Transcribe all of the material exactly.
# RECORDS FOR THIS TASK start
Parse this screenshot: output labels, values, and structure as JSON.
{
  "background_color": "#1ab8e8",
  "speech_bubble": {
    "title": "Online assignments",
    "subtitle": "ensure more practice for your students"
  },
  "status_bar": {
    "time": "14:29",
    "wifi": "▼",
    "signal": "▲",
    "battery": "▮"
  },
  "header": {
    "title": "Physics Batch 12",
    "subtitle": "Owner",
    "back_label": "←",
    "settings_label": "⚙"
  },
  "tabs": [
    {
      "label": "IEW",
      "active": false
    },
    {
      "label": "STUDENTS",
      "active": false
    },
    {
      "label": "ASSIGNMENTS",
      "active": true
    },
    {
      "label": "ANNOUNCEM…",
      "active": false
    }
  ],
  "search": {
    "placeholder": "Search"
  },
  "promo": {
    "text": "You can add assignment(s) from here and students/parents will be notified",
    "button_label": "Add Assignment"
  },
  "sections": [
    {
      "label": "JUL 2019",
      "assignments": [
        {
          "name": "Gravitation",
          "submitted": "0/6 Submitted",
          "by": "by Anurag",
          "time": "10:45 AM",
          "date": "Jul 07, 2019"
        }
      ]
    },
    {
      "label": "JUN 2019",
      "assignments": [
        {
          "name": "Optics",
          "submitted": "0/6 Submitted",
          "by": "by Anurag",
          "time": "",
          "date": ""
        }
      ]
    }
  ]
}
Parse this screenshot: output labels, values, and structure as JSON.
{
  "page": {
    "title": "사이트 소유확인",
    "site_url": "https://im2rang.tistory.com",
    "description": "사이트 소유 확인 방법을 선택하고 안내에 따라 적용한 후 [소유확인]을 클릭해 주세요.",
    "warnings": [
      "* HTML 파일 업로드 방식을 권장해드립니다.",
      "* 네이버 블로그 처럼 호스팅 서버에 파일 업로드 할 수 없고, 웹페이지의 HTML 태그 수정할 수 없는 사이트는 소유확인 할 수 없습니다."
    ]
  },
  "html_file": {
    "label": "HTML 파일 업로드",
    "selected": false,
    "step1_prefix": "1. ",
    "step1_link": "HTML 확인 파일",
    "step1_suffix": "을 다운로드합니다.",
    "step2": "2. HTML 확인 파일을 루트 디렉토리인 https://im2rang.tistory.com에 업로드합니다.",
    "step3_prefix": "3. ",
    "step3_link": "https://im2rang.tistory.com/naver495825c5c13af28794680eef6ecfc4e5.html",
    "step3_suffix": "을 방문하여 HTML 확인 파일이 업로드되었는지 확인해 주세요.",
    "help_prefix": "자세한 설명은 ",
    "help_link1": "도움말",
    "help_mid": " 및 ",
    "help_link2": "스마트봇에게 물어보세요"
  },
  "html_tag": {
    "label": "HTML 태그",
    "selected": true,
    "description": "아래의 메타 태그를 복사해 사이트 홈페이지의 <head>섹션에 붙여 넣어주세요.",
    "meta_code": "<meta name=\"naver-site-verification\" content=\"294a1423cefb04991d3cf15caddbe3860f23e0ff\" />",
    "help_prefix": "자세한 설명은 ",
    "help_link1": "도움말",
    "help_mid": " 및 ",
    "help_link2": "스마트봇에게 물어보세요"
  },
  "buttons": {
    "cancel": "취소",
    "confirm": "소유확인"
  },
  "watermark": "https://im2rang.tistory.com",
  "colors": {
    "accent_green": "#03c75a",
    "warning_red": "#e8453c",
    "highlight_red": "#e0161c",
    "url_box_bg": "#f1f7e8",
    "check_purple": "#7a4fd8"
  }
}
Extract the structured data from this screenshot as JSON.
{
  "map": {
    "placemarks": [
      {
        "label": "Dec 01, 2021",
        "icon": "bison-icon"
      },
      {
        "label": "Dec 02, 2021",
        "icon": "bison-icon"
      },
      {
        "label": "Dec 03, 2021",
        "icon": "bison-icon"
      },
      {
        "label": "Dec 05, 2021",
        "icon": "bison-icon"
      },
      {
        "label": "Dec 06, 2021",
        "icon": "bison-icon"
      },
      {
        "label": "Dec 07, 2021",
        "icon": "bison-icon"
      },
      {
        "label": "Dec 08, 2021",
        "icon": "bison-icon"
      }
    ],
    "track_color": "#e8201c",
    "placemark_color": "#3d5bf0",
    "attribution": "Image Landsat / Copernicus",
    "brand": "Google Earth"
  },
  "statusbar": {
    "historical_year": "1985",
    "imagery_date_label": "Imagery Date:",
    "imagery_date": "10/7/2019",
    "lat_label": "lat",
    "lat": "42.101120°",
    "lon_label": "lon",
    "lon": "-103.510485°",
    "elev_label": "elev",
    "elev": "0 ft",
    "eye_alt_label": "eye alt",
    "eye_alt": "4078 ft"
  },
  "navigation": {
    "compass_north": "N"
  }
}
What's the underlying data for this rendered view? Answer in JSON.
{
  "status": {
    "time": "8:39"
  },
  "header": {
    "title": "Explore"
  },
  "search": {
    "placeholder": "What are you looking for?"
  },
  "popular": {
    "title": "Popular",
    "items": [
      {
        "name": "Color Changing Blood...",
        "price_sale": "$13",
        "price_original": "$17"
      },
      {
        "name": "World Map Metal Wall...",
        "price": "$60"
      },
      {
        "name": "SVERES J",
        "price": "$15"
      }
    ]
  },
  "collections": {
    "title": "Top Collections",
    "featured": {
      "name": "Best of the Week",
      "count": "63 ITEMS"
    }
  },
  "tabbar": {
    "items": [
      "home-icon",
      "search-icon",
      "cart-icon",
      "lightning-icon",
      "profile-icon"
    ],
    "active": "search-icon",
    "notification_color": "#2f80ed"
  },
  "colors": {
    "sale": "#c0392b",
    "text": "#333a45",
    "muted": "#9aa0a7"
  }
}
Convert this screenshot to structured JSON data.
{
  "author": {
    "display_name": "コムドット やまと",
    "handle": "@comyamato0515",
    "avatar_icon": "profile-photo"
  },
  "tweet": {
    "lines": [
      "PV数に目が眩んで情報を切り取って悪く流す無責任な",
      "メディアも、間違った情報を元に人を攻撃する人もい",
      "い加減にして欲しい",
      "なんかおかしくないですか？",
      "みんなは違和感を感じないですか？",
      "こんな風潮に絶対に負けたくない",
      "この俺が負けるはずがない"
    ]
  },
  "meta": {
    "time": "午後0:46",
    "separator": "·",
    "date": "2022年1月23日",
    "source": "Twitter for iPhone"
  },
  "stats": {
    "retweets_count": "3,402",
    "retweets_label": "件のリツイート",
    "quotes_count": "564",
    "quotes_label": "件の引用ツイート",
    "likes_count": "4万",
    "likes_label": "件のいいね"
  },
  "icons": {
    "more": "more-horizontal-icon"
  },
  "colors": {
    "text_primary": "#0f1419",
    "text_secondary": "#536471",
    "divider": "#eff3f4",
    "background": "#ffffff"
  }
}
# RECORDS FOR THIS TASK end
SOLUTION FOR THIS PROBLEM:
Parse this screenshot: output labels, values, and structure as JSON.
{
  "background_color": "#1ab8e8",
  "speech_bubble": {
    "title": "Online assignments",
    "subtitle": "ensure more practice for your students"
  },
  "status_bar": {
    "time": "14:29",
    "wifi": "▼",
    "signal": "▲",
    "battery": "▮"
  },
  "header": {
    "title": "Physics Batch 12",
    "subtitle": "Owner",
    "back_label": "←",
    "settings_label": "⚙"
  },
  "tabs": [
    {
      "label": "IEW",
      "active": false
    },
    {
      "label": "STUDENTS",
      "active": false
    },
    {
      "label": "ASSIGNMENTS",
      "active": true
    },
    {
      "label": "ANNOUNCEM…",
      "active": false
    }
  ],
  "search": {
    "placeholder": "Search"
  },
  "promo": {
    "text": "You can add assignment(s) from here and students/parents will be notified",
    "button_label": "Add Assignment"
  },
  "sections": [
    {
      "label": "JUL 2019",
      "assignments": [
        {
          "name": "Gravitation",
          "submitted": "0/6 Submitted",
          "by": "by Anurag",
          "time": "10:45 AM",
          "date": "Jul 07, 2019"
        }
      ]
    },
    {
      "label": "JUN 2019",
      "assignments": [
        {
          "name": "Optics",
          "submitted": "0/6 Submitted",
          "by": "by Anurag",
          "time": "",
          "date": ""
        }
      ]
    }
  ]
}
Parse this screenshot: output labels, values, and structure as JSON.
{
  "page": {
    "title": "사이트 소유확인",
    "site_url": "https://im2rang.tistory.com",
    "description": "사이트 소유 확인 방법을 선택하고 안내에 따라 적용한 후 [소유확인]을 클릭해 주세요.",
    "warnings": [
      "* HTML 파일 업로드 방식을 권장해드립니다.",
      "* 네이버 블로그 처럼 호스팅 서버에 파일 업로드 할 수 없고, 웹페이지의 HTML 태그 수정할 수 없는 사이트는 소유확인 할 수 없습니다."
    ]
  },
  "html_file": {
    "label": "HTML 파일 업로드",
    "selected": false,
    "step1_prefix": "1. ",
    "step1_link": "HTML 확인 파일",
    "step1_suffix": "을 다운로드합니다.",
    "step2": "2. HTML 확인 파일을 루트 디렉토리인 https://im2rang.tistory.com에 업로드합니다.",
    "step3_prefix": "3. ",
    "step3_link": "https://im2rang.tistory.com/naver495825c5c13af28794680eef6ecfc4e5.html",
    "step3_suffix": "을 방문하여 HTML 확인 파일이 업로드되었는지 확인해 주세요.",
    "help_prefix": "자세한 설명은 ",
    "help_link1": "도움말",
    "help_mid": " 및 ",
    "help_link2": "스마트봇에게 물어보세요"
  },
  "html_tag": {
    "label": "HTML 태그",
    "selected": true,
    "description": "아래의 메타 태그를 복사해 사이트 홈페이지의 <head>섹션에 붙여 넣어주세요.",
    "meta_code": "<meta name=\"naver-site-verification\" content=\"294a1423cefb04991d3cf15caddbe3860f23e0ff\" />",
    "help_prefix": "자세한 설명은 ",
    "help_link1": "도움말",
    "help_mid": " 및 ",
    "help_link2": "스마트봇에게 물어보세요"
  },
  "buttons": {
    "cancel": "취소",
    "confirm": "소유확인"
  },
  "watermark": "https://im2rang.tistory.com",
  "colors": {
    "accent_green": "#03c75a",
    "warning_red": "#e8453c",
    "highlight_red": "#e0161c",
    "url_box_bg": "#f1f7e8",
    "check_purple": "#7a4fd8"
  }
}
Extract the structured data from this screenshot as JSON.
{
  "map": {
    "placemarks": [
      {
        "label": "Dec 01, 2021",
        "icon": "bison-icon"
      },
      {
        "label": "Dec 02, 2021",
        "icon": "bison-icon"
      },
      {
        "label": "Dec 03, 2021",
        "icon": "bison-icon"
      },
      {
        "label": "Dec 05, 2021",
        "icon": "bison-icon"
      },
      {
        "label": "Dec 06, 2021",
        "icon": "bison-icon"
      },
      {
        "label": "Dec 07, 2021",
        "icon": "bison-icon"
      },
      {
        "label": "Dec 08, 2021",
        "icon": "bison-icon"
      }
    ],
    "track_color": "#e8201c",
    "placemark_color": "#3d5bf0",
    "attribution": "Image Landsat / Copernicus",
    "brand": "Google Earth"
  },
  "statusbar": {
    "historical_year": "1985",
    "imagery_date_label": "Imagery Date:",
    "imagery_date": "10/7/2019",
    "lat_label": "lat",
    "lat": "42.101120°",
    "lon_label": "lon",
    "lon": "-103.510485°",
    "elev_label": "elev",
    "elev": "0 ft",
    "eye_alt_label": "eye alt",
    "eye_alt": "4078 ft"
  },
  "navigation": {
    "compass_north": "N"
  }
}
What's the underlying data for this rendered view? Answer in JSON.
{
  "status": {
    "time": "8:39"
  },
  "header": {
    "title": "Explore"
  },
  "search": {
    "placeholder": "What are you looking for?"
  },
  "popular": {
    "title": "Popular",
    "items": [
      {
        "name": "Color Changing Blood...",
        "price_sale": "$13",
        "price_original": "$17"
      },
      {
        "name": "World Map Metal Wall...",
        "price": "$60"
      },
      {
        "name": "SVERES J",
        "price": "$15"
      }
    ]
  },
  "collections": {
    "title": "Top Collections",
    "featured": {
      "name": "Best of the Week",
      "count": "63 ITEMS"
    }
  },
  "tabbar": {
    "items": [
      "home-icon",
      "search-icon",
      "cart-icon",
      "lightning-icon",
      "profile-icon"
    ],
    "active": "search-icon",
    "notification_color": "#2f80ed"
  },
  "colors": {
    "sale": "#c0392b",
    "text": "#333a45",
    "muted": "#9aa0a7"
  }
}
Convert this screenshot to structured JSON data.
{
  "author": {
    "display_name": "コムドット やまと",
    "handle": "@comyamato0515",
    "avatar_icon": "profile-photo"
  },
  "tweet": {
    "lines": [
      "PV数に目が眩んで情報を切り取って悪く流す無責任な",
      "メディアも、間違った情報を元に人を攻撃する人もい",
      "い加減にして欲しい",
      "なんかおかしくないですか？",
      "みんなは違和感を感じないですか？",
      "こんな風潮に絶対に負けたくない",
      "この俺が負けるはずがない"
    ]
  },
  "meta": {
    "time": "午後0:46",
    "separator": "·",
    "date": "2022年1月23日",
    "source": "Twitter for iPhone"
  },
  "stats": {
    "retweets_count": "3,402",
    "retweets_label": "件のリツイート",
    "quotes_count": "564",
    "quotes_label": "件の引用ツイート",
    "likes_count": "4万",
    "likes_label": "件のいいね"
  },
  "icons": {
    "more": "more-horizontal-icon"
  },
  "colors": {
    "text_primary": "#0f1419",
    "text_secondary": "#536471",
    "divider": "#eff3f4",
    "background": "#ffffff"
  }
}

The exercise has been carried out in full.